[Saved data entries]
* * * *
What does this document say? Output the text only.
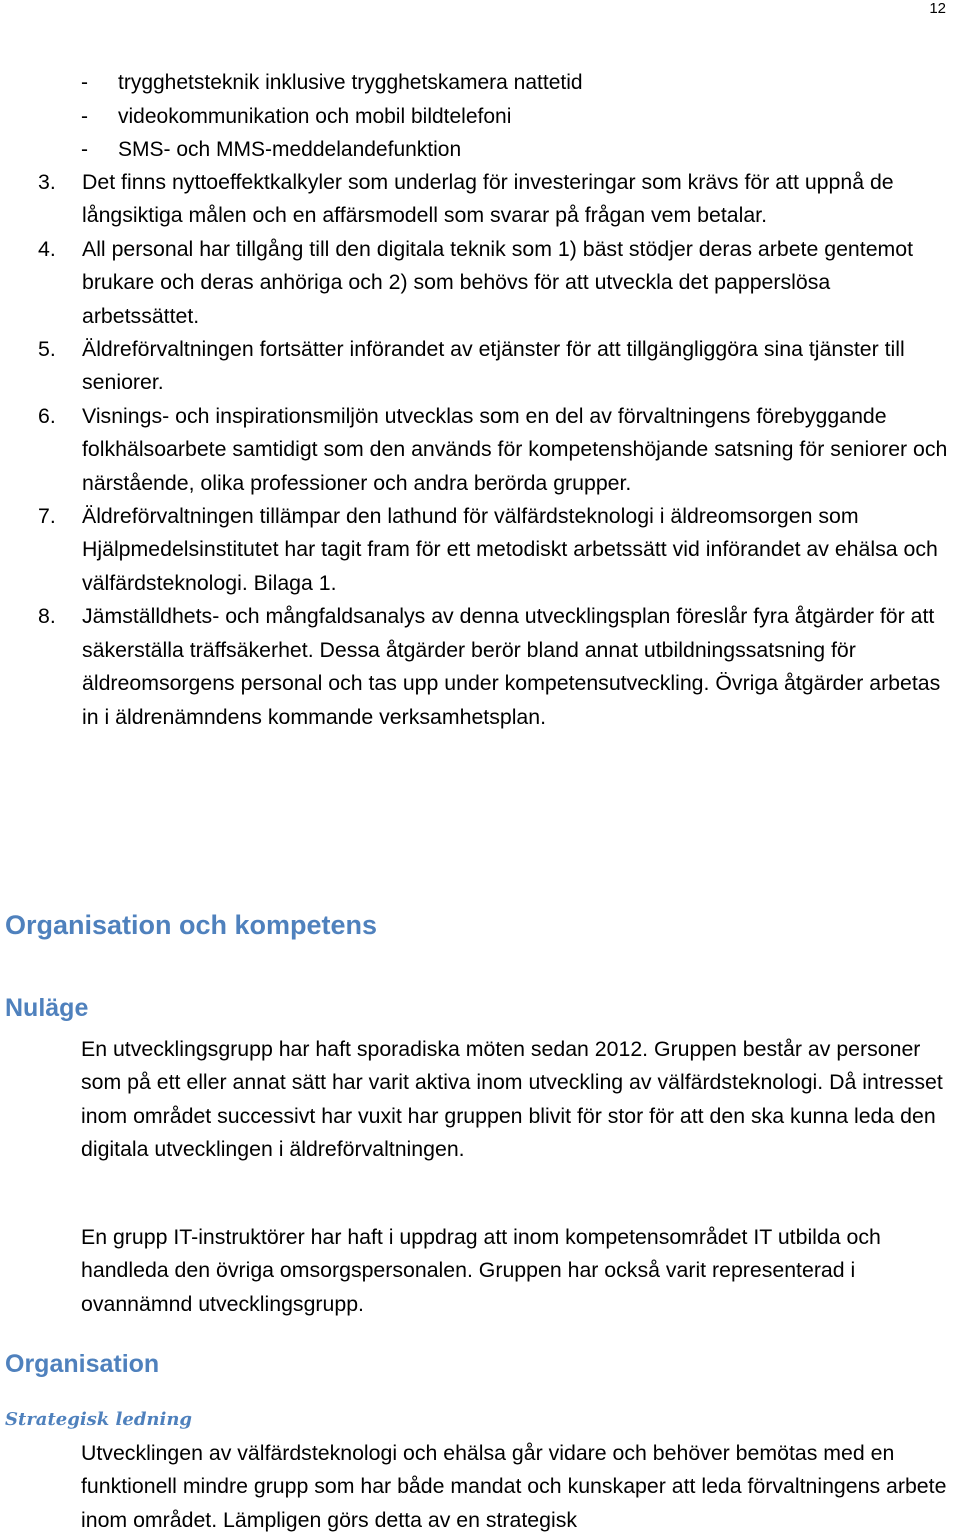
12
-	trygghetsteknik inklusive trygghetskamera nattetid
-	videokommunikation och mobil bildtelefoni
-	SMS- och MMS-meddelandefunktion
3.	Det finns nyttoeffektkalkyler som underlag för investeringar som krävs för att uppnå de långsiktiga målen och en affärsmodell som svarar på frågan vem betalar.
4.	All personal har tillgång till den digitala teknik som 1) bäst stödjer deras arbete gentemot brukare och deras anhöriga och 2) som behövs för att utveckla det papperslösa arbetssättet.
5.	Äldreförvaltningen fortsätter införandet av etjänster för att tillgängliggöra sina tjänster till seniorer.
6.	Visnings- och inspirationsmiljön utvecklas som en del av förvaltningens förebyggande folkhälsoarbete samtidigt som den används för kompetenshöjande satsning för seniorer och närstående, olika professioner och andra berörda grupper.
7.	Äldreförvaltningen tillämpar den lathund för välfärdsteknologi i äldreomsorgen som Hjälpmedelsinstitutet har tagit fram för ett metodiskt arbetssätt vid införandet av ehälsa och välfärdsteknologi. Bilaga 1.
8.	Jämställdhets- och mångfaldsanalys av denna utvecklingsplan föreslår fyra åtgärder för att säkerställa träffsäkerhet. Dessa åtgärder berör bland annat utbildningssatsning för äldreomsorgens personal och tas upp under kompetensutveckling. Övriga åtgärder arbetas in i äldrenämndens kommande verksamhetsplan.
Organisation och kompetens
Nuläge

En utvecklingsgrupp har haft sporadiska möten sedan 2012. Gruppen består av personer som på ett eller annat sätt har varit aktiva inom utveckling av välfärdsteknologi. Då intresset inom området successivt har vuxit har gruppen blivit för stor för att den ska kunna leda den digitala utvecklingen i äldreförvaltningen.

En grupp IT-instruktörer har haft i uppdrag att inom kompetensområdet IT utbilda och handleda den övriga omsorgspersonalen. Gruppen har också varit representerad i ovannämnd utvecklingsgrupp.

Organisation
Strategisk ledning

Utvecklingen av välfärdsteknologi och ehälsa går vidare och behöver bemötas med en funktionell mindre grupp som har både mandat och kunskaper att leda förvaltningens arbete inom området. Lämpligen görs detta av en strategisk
* * * *
Of the lines in the records, determine how many contain the word "annat", and report that number alone.

2